[Dataset entries]
+-------+

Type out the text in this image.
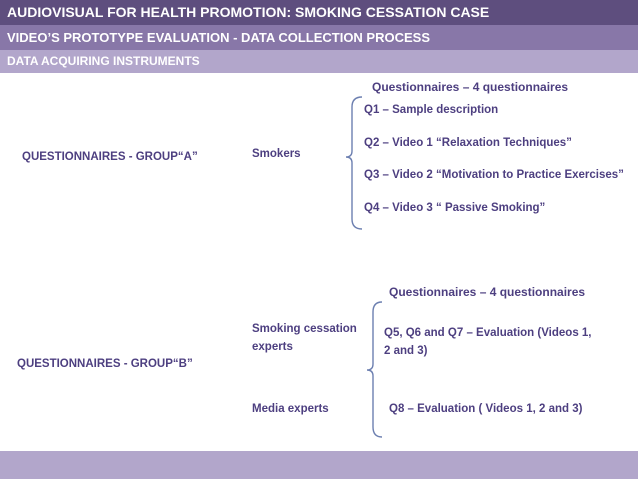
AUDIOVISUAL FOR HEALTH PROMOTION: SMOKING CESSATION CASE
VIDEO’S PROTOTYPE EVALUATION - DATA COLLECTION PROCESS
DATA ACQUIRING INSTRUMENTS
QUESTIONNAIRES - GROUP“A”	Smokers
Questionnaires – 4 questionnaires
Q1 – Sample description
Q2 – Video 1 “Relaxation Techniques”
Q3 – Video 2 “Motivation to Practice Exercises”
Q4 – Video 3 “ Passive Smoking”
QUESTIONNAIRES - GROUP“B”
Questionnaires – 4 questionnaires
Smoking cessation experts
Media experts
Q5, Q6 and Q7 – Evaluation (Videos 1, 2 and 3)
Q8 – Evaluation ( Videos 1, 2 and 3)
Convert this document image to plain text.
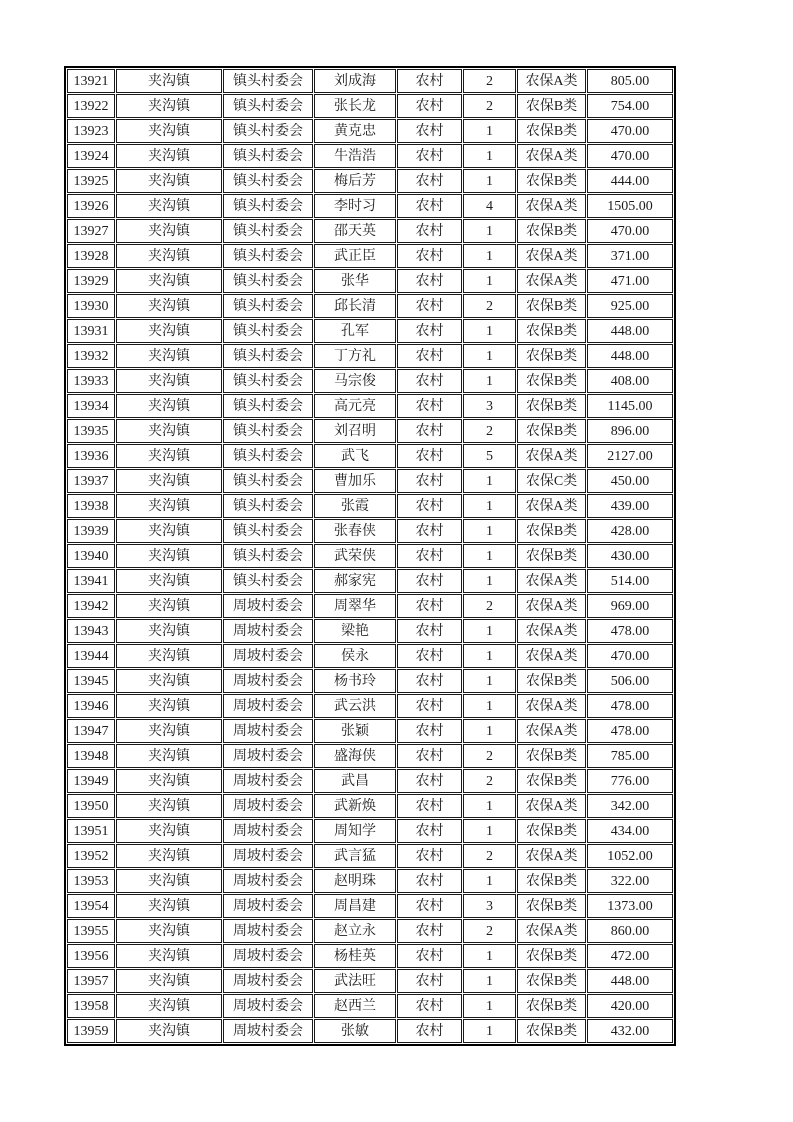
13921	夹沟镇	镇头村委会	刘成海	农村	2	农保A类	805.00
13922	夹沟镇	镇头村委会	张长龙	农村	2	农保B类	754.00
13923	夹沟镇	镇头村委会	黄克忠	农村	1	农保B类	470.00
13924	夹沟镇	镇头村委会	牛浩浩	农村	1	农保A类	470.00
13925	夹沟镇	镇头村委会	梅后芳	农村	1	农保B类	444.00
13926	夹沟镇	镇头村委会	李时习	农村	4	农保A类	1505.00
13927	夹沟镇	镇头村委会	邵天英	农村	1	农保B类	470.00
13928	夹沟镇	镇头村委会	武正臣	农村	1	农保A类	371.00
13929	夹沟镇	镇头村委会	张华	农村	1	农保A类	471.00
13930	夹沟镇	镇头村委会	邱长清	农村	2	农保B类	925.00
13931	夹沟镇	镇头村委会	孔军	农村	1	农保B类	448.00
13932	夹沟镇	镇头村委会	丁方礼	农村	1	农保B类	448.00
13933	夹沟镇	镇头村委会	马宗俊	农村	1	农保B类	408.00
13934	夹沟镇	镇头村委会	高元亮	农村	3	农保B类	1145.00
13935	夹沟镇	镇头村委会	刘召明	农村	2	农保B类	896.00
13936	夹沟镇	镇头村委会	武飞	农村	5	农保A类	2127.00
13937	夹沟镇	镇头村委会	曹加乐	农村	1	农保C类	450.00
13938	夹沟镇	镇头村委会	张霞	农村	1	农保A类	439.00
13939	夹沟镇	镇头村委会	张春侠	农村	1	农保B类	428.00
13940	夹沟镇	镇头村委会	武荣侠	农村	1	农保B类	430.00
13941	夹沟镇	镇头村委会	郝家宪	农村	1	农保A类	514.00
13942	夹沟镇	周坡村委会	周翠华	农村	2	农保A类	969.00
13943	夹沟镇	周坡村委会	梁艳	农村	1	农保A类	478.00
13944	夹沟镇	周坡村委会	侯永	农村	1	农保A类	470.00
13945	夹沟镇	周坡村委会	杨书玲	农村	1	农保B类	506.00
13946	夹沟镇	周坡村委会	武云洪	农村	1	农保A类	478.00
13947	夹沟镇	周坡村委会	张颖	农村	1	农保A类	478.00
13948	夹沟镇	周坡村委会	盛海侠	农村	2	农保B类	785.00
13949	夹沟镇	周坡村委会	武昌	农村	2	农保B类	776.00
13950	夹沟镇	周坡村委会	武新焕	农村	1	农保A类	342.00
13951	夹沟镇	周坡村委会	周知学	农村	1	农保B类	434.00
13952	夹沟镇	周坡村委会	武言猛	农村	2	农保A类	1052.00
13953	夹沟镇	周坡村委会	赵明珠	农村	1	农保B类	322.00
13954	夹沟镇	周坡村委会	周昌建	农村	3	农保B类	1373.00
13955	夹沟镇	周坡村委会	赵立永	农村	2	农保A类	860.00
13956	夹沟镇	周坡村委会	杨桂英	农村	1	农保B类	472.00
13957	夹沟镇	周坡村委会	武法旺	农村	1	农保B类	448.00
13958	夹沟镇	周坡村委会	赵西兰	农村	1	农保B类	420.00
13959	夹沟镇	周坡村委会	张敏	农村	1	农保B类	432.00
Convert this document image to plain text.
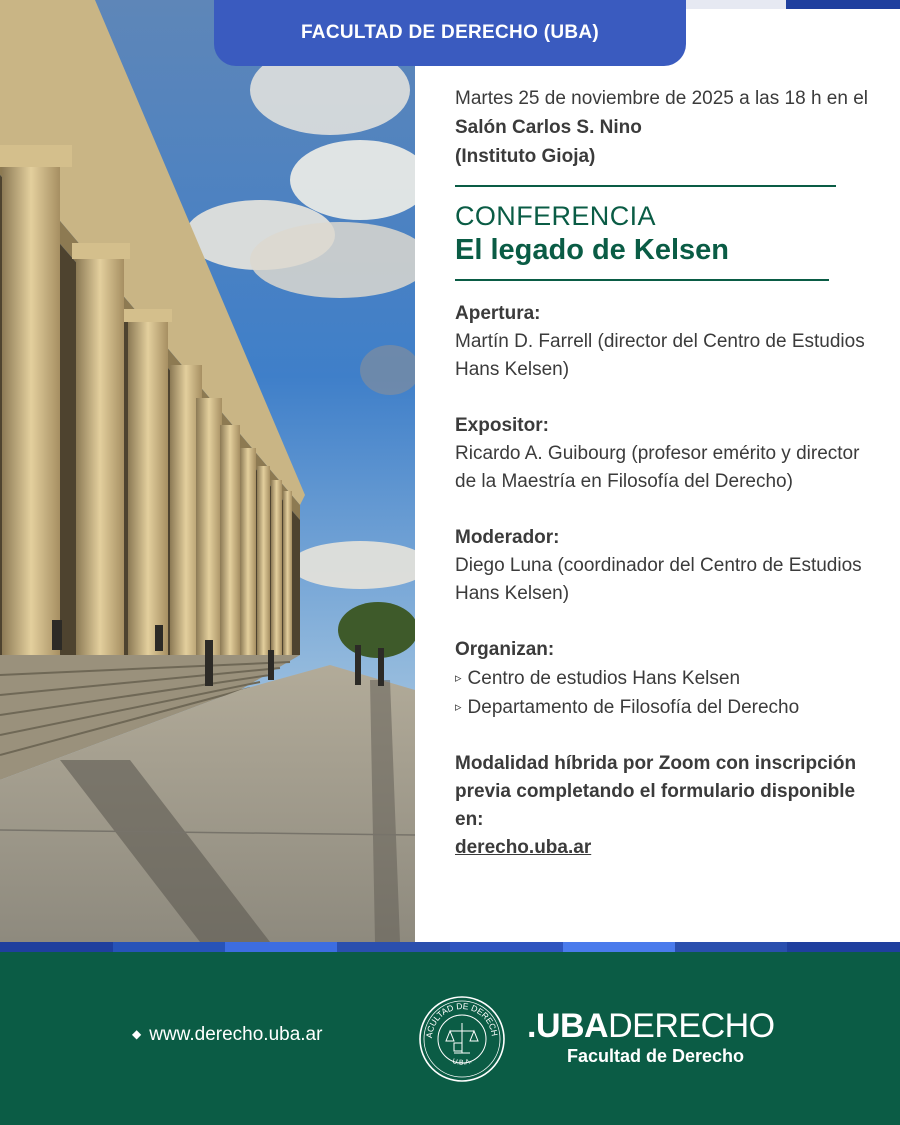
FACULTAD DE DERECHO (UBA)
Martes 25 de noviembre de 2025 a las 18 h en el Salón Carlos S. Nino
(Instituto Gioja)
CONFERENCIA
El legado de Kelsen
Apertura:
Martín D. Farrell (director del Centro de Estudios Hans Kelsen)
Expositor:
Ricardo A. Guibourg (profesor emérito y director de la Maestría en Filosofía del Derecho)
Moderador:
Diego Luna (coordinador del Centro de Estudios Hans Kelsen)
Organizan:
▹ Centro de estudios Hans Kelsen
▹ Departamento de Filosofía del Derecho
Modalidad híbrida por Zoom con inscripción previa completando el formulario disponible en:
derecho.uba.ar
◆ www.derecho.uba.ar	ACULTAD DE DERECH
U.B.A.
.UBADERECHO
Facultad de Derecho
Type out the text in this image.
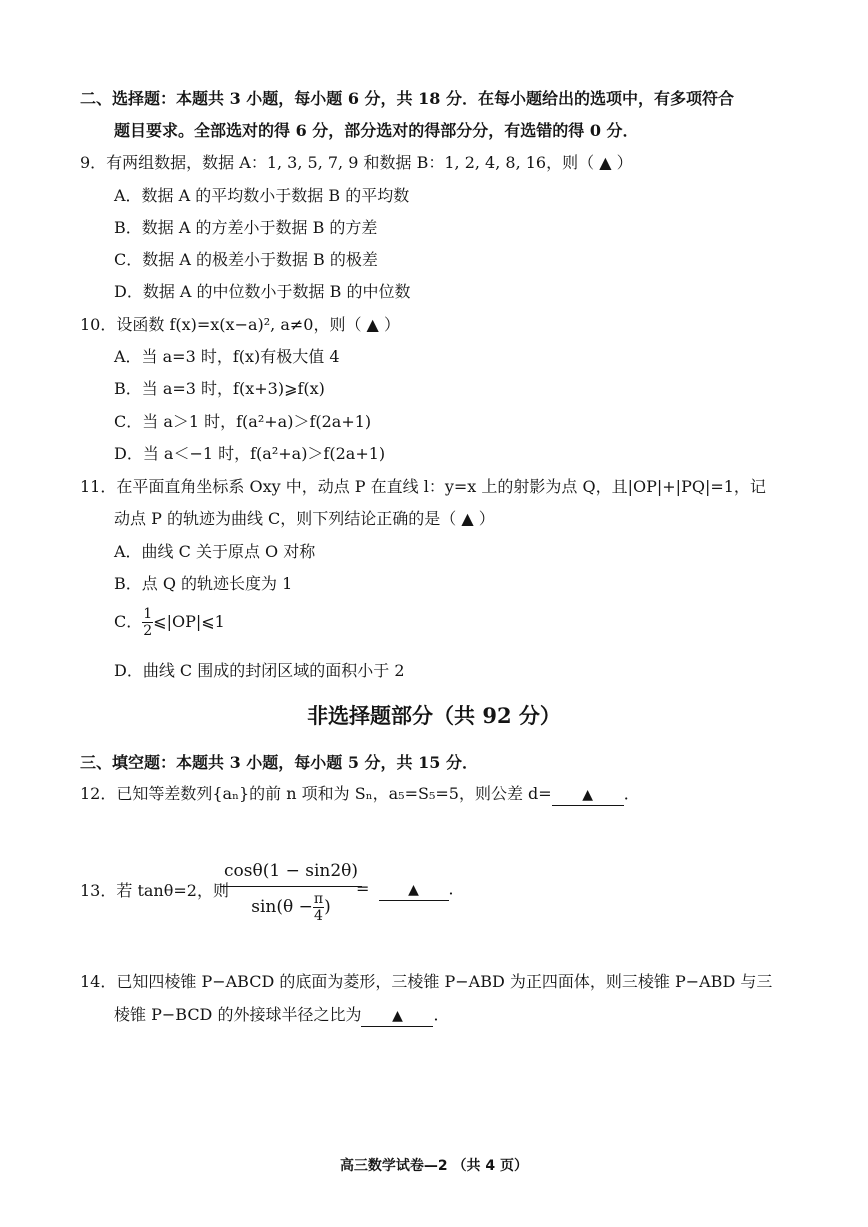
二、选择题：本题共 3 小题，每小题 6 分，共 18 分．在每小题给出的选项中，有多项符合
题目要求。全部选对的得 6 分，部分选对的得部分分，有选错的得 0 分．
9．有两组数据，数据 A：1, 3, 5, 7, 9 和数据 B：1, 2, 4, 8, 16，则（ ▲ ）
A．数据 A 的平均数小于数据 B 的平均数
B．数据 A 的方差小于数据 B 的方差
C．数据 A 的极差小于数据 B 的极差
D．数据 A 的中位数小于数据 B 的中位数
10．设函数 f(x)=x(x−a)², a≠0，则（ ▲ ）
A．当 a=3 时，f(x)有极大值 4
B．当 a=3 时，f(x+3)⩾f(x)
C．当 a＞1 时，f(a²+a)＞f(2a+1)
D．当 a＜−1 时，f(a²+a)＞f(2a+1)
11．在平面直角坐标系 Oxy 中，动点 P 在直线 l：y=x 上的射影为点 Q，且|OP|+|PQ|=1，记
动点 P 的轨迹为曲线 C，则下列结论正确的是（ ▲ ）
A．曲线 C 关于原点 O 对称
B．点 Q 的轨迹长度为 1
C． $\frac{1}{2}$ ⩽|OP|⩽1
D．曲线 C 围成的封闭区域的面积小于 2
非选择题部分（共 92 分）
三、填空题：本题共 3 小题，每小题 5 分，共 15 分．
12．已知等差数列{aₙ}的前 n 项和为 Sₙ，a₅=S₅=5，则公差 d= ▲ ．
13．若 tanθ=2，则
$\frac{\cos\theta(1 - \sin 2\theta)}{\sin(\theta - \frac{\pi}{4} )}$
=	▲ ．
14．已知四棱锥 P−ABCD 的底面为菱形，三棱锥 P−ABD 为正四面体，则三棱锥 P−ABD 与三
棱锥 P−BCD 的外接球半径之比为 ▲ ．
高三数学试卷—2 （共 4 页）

+-------+

### Exercise description
Return only the number of lines in the entries that contain the string "GROUP".

### Output of the exercise
2